» **Material provided**:
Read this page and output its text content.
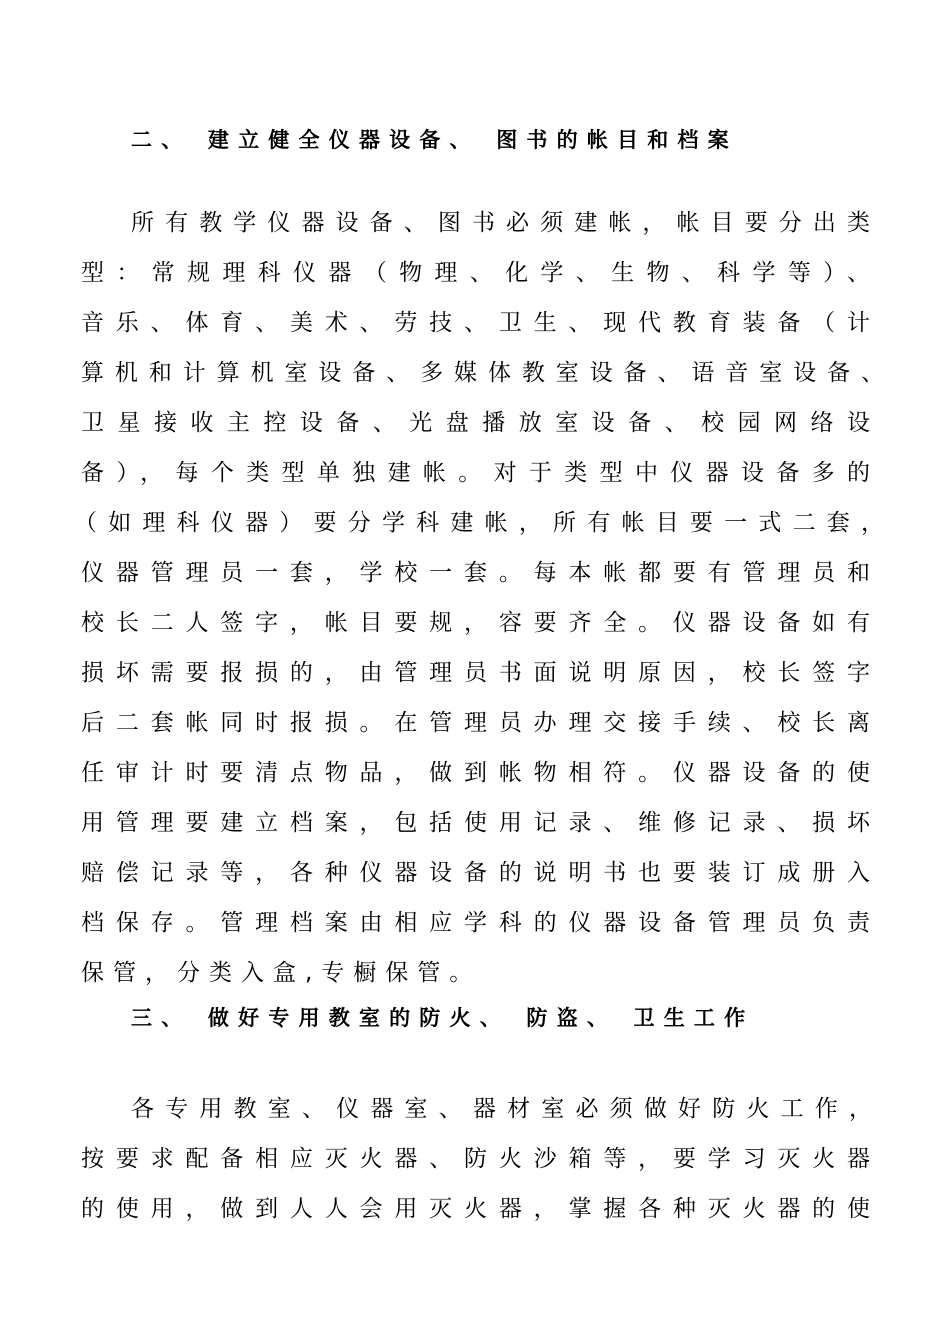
二、 建立健全仪器设备、 图书的帐目和档案
所有教学仪器设备、图书必须建帐，帐目要分出类
型：常规理科仪器（物理、化学、生物、科学等）、
音乐、体育、美术、劳技、卫生、现代教育装备（计
算机和计算机室设备、多媒体教室设备、语音室设备、
卫星接收主控设备、光盘播放室设备、校园网络设
备），每个类型单独建帐。对于类型中仪器设备多的
（如理科仪器）要分学科建帐，所有帐目要一式二套，
仪器管理员一套，学校一套。每本帐都要有管理员和
校长二人签字，帐目要规，容要齐全。仪器设备如有
损坏需要报损的，由管理员书面说明原因，校长签字
后二套帐同时报损。在管理员办理交接手续、校长离
任审计时要清点物品，做到帐物相符。仪器设备的使
用管理要建立档案，包括使用记录、维修记录、损坏
赔偿记录等，各种仪器设备的说明书也要装订成册入
档保存。管理档案由相应学科的仪器设备管理员负责
保管，分类入盒,专橱保管。
三、 做好专用教室的防火、 防盗、 卫生工作
各专用教室、仪器室、器材室必须做好防火工作，
按要求配备相应灭火器、防火沙箱等，要学习灭火器
的使用，做到人人会用灭火器，掌握各种灭火器的使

» **To be done**:
Make an exact copy of the data above, pictures excluded.

» **Correct output**:
Read this page and output its text content.
二、 建立健全仪器设备、 图书的帐目和档案
所有教学仪器设备、图书必须建帐，帐目要分出类
型：常规理科仪器（物理、化学、生物、科学等）、
音乐、体育、美术、劳技、卫生、现代教育装备（计
算机和计算机室设备、多媒体教室设备、语音室设备、
卫星接收主控设备、光盘播放室设备、校园网络设
备），每个类型单独建帐。对于类型中仪器设备多的
（如理科仪器）要分学科建帐，所有帐目要一式二套，
仪器管理员一套，学校一套。每本帐都要有管理员和
校长二人签字，帐目要规，容要齐全。仪器设备如有
损坏需要报损的，由管理员书面说明原因，校长签字
后二套帐同时报损。在管理员办理交接手续、校长离
任审计时要清点物品，做到帐物相符。仪器设备的使
用管理要建立档案，包括使用记录、维修记录、损坏
赔偿记录等，各种仪器设备的说明书也要装订成册入
档保存。管理档案由相应学科的仪器设备管理员负责
保管，分类入盒,专橱保管。
三、 做好专用教室的防火、 防盗、 卫生工作
各专用教室、仪器室、器材室必须做好防火工作，
按要求配备相应灭火器、防火沙箱等，要学习灭火器
的使用，做到人人会用灭火器，掌握各种灭火器的使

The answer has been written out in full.